**INSTRUCTION:**
Collect each line of the records containing the string "gradle".

[Some records]
........
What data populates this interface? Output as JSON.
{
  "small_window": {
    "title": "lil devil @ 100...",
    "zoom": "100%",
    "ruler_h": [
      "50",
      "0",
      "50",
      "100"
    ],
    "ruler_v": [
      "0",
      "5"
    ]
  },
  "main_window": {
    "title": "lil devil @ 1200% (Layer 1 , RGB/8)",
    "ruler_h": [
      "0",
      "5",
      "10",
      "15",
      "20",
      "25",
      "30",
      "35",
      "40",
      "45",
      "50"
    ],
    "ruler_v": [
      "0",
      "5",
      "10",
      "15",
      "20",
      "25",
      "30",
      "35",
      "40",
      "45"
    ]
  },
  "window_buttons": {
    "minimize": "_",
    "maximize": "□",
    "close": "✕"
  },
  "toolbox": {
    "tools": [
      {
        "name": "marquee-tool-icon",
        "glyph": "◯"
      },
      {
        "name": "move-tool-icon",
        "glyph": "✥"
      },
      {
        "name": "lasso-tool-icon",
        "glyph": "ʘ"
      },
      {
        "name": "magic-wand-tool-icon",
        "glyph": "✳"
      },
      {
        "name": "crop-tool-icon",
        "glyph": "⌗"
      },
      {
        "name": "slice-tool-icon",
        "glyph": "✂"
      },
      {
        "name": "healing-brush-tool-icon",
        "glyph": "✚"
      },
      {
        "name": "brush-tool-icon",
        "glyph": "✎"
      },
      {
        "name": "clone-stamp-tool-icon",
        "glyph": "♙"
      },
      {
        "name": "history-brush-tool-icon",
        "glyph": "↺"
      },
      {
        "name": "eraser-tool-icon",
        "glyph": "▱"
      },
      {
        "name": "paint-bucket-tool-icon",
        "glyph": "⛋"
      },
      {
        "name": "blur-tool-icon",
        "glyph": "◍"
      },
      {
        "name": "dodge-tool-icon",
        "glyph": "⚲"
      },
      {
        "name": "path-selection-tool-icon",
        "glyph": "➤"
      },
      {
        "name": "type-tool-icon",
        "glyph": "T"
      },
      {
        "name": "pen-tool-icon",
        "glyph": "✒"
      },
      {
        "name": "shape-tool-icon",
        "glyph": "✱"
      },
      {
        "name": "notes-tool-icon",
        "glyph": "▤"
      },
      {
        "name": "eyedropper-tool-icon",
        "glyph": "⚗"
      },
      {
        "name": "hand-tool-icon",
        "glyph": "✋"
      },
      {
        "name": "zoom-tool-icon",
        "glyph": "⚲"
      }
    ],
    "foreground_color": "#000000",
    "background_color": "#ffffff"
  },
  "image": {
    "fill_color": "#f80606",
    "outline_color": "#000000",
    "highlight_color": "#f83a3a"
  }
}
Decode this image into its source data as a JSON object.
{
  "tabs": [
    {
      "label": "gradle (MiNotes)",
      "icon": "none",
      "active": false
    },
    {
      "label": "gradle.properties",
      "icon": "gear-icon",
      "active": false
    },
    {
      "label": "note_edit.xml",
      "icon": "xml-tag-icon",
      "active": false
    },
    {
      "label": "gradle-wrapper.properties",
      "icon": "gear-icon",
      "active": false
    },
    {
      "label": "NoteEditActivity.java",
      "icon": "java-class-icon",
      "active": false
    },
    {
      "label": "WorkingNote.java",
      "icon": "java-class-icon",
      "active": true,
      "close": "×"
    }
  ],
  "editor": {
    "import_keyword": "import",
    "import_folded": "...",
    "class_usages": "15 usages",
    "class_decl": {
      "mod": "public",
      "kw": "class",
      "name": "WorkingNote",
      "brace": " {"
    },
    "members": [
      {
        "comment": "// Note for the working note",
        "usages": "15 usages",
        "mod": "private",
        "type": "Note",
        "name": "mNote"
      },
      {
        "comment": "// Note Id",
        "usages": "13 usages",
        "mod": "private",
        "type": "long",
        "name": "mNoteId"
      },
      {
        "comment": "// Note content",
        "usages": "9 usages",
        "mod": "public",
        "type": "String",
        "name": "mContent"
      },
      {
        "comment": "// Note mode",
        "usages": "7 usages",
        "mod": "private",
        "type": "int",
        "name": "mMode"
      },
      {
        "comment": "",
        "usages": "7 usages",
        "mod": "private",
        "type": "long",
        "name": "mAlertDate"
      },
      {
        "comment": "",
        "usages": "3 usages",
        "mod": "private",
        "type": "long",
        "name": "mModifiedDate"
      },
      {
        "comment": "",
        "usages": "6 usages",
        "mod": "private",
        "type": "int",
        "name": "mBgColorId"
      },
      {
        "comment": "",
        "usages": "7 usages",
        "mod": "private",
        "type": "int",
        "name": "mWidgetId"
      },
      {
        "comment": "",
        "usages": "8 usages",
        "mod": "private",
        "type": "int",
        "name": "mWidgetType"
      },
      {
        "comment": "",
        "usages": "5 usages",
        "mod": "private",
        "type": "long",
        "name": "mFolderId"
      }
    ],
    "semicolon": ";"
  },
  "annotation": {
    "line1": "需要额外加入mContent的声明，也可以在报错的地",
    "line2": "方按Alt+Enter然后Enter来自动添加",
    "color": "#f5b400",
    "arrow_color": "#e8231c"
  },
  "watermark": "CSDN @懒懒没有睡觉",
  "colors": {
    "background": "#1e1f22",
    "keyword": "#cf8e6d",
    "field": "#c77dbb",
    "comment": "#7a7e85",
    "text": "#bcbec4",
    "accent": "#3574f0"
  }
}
........
**SOLUTION FOR THIS TASK:**
      "label": "gradle (MiNotes)",
      "label": "gradle.properties",
      "label": "gradle-wrapper.properties",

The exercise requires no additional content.